----- Material provided -----

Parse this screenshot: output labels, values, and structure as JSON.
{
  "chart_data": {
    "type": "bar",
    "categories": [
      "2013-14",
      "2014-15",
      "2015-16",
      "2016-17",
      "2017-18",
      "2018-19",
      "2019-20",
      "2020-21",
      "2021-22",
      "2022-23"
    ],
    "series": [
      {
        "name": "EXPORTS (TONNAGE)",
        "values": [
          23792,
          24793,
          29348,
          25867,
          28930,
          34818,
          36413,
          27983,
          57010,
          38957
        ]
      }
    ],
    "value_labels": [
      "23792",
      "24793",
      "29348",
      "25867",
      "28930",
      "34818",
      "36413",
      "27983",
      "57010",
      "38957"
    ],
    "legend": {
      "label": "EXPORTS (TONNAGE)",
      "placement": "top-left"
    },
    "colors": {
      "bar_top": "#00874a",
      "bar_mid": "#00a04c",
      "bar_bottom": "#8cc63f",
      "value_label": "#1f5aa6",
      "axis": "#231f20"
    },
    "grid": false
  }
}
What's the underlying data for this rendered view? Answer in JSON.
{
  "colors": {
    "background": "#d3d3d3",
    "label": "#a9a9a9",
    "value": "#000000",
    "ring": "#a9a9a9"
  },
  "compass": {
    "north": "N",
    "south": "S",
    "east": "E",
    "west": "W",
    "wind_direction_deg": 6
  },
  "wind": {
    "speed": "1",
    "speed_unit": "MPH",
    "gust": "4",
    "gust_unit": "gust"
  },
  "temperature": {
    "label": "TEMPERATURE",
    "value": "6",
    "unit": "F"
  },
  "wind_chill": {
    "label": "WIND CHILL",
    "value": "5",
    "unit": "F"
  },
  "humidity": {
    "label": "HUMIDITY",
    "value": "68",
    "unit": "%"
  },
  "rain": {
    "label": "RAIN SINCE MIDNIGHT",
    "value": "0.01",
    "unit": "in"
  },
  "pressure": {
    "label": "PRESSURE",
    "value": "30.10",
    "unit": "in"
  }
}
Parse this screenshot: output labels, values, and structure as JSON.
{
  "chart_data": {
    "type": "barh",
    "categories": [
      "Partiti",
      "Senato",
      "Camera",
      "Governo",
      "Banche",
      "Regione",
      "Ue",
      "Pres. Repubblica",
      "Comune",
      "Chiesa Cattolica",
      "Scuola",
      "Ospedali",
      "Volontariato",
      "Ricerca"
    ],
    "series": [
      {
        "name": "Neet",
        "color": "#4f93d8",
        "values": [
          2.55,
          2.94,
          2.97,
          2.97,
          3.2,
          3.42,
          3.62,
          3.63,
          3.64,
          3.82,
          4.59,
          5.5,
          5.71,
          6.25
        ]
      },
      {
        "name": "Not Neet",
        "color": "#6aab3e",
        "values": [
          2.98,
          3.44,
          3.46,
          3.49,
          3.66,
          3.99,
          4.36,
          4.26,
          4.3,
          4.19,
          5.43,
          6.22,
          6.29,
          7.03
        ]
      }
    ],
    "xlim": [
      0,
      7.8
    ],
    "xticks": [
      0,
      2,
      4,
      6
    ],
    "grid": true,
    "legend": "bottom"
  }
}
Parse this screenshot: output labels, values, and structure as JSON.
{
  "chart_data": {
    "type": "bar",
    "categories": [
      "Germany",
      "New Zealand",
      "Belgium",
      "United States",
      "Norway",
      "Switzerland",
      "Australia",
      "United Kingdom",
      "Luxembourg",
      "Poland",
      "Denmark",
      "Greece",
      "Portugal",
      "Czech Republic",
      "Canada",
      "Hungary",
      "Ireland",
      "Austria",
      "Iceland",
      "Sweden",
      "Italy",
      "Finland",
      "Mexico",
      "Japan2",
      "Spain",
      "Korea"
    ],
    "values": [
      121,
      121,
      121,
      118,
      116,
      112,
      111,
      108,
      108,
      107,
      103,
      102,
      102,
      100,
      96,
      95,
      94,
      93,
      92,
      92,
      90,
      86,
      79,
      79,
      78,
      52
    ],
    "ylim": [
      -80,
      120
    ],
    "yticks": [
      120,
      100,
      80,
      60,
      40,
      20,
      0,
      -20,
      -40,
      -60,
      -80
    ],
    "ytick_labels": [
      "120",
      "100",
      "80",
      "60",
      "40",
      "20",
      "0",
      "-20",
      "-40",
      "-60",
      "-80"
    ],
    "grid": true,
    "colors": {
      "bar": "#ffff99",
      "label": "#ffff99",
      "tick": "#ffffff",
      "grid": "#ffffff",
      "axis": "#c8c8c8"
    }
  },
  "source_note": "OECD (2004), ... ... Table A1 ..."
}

-----

● **Given task**
Lines from the records above that hold "EXPORTS" are the ones to list.

● **Task output**
        "name": "EXPORTS (TONNAGE)",
      "label": "EXPORTS (TONNAGE)",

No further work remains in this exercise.